* What to work on:
Output the data exactly, with every line intact.

══ Entries

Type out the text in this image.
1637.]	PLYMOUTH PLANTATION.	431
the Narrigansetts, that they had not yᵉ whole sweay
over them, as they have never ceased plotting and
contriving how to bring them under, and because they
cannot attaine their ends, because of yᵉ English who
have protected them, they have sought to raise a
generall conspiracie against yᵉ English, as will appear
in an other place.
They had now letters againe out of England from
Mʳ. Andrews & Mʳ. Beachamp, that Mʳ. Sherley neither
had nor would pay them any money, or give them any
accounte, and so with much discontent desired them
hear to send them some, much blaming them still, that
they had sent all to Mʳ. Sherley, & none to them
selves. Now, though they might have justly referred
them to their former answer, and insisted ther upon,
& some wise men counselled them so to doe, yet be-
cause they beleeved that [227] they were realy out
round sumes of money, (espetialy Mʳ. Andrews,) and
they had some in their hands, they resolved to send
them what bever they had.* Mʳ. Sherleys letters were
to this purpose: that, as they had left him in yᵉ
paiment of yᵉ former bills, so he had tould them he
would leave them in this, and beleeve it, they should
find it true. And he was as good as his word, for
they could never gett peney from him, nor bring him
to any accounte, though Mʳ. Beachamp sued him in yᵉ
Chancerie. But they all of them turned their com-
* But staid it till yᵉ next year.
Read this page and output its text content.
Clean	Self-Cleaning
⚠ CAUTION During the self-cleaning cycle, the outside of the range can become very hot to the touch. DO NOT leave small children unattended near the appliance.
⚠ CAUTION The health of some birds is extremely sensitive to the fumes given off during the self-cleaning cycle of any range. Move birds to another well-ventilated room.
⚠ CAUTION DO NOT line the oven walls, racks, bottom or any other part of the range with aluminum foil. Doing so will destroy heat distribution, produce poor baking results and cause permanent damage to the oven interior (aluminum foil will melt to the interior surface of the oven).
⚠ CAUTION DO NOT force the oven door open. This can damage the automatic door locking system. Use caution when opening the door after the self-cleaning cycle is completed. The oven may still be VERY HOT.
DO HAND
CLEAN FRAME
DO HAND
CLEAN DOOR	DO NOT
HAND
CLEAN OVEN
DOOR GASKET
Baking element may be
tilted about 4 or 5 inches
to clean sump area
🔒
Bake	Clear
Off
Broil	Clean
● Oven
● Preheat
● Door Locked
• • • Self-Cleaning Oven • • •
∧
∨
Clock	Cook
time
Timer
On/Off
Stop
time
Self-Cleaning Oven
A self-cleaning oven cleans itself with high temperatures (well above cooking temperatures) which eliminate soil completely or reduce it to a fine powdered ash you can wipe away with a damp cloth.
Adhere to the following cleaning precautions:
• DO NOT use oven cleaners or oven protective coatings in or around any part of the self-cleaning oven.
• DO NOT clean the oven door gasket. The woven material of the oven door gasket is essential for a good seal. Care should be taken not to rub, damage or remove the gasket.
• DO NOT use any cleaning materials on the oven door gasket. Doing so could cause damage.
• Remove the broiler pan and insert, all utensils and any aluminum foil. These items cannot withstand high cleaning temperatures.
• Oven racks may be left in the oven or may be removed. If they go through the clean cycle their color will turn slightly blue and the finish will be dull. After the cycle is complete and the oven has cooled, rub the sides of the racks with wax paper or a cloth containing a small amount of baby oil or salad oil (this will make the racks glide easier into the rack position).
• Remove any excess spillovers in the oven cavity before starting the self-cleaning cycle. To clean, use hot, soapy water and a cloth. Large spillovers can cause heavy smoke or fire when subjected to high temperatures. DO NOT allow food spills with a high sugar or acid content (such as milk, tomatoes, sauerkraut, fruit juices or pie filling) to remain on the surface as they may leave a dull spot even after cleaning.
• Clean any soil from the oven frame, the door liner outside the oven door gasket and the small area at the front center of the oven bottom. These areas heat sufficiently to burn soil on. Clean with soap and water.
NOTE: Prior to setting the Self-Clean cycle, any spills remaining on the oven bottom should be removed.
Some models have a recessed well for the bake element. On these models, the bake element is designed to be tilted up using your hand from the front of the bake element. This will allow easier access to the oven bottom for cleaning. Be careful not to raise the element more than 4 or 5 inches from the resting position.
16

════

* Response below:
Type out the text in this image.
1637.]	PLYMOUTH PLANTATION.	431
the Narrigansetts, that they had not yᵉ whole sweay
over them, as they have never ceased plotting and
contriving how to bring them under, and because they
cannot attaine their ends, because of yᵉ English who
have protected them, they have sought to raise a
generall conspiracie against yᵉ English, as will appear
in an other place.
They had now letters againe out of England from
Mʳ. Andrews & Mʳ. Beachamp, that Mʳ. Sherley neither
had nor would pay them any money, or give them any
accounte, and so with much discontent desired them
hear to send them some, much blaming them still, that
they had sent all to Mʳ. Sherley, & none to them
selves. Now, though they might have justly referred
them to their former answer, and insisted ther upon,
& some wise men counselled them so to doe, yet be-
cause they beleeved that [227] they were realy out
round sumes of money, (espetialy Mʳ. Andrews,) and
they had some in their hands, they resolved to send
them what bever they had.* Mʳ. Sherleys letters were
to this purpose: that, as they had left him in yᵉ
paiment of yᵉ former bills, so he had tould them he
would leave them in this, and beleeve it, they should
find it true. And he was as good as his word, for
they could never gett peney from him, nor bring him
to any accounte, though Mʳ. Beachamp sued him in yᵉ
Chancerie. But they all of them turned their com-
* But staid it till yᵉ next year.
Read this page and output its text content.
Clean	Self-Cleaning
⚠ CAUTION During the self-cleaning cycle, the outside of the range can become very hot to the touch. DO NOT leave small children unattended near the appliance.
⚠ CAUTION The health of some birds is extremely sensitive to the fumes given off during the self-cleaning cycle of any range. Move birds to another well-ventilated room.
⚠ CAUTION DO NOT line the oven walls, racks, bottom or any other part of the range with aluminum foil. Doing so will destroy heat distribution, produce poor baking results and cause permanent damage to the oven interior (aluminum foil will melt to the interior surface of the oven).
⚠ CAUTION DO NOT force the oven door open. This can damage the automatic door locking system. Use caution when opening the door after the self-cleaning cycle is completed. The oven may still be VERY HOT.
DO HAND
CLEAN FRAME
DO HAND
CLEAN DOOR	DO NOT
HAND
CLEAN OVEN
DOOR GASKET
Baking element may be
tilted about 4 or 5 inches
to clean sump area
🔒
Bake	Clear
Off
Broil	Clean
● Oven
● Preheat
● Door Locked
• • • Self-Cleaning Oven • • •
∧
∨
Clock	Cook
time
Timer
On/Off
Stop
time
Self-Cleaning Oven
A self-cleaning oven cleans itself with high temperatures (well above cooking temperatures) which eliminate soil completely or reduce it to a fine powdered ash you can wipe away with a damp cloth.
Adhere to the following cleaning precautions:
• DO NOT use oven cleaners or oven protective coatings in or around any part of the self-cleaning oven.
• DO NOT clean the oven door gasket. The woven material of the oven door gasket is essential for a good seal. Care should be taken not to rub, damage or remove the gasket.
• DO NOT use any cleaning materials on the oven door gasket. Doing so could cause damage.
• Remove the broiler pan and insert, all utensils and any aluminum foil. These items cannot withstand high cleaning temperatures.
• Oven racks may be left in the oven or may be removed. If they go through the clean cycle their color will turn slightly blue and the finish will be dull. After the cycle is complete and the oven has cooled, rub the sides of the racks with wax paper or a cloth containing a small amount of baby oil or salad oil (this will make the racks glide easier into the rack position).
• Remove any excess spillovers in the oven cavity before starting the self-cleaning cycle. To clean, use hot, soapy water and a cloth. Large spillovers can cause heavy smoke or fire when subjected to high temperatures. DO NOT allow food spills with a high sugar or acid content (such as milk, tomatoes, sauerkraut, fruit juices or pie filling) to remain on the surface as they may leave a dull spot even after cleaning.
• Clean any soil from the oven frame, the door liner outside the oven door gasket and the small area at the front center of the oven bottom. These areas heat sufficiently to burn soil on. Clean with soap and water.
NOTE: Prior to setting the Self-Clean cycle, any spills remaining on the oven bottom should be removed.
Some models have a recessed well for the bake element. On these models, the bake element is designed to be tilted up using your hand from the front of the bake element. This will allow easier access to the oven bottom for cleaning. Be careful not to raise the element more than 4 or 5 inches from the resting position.
16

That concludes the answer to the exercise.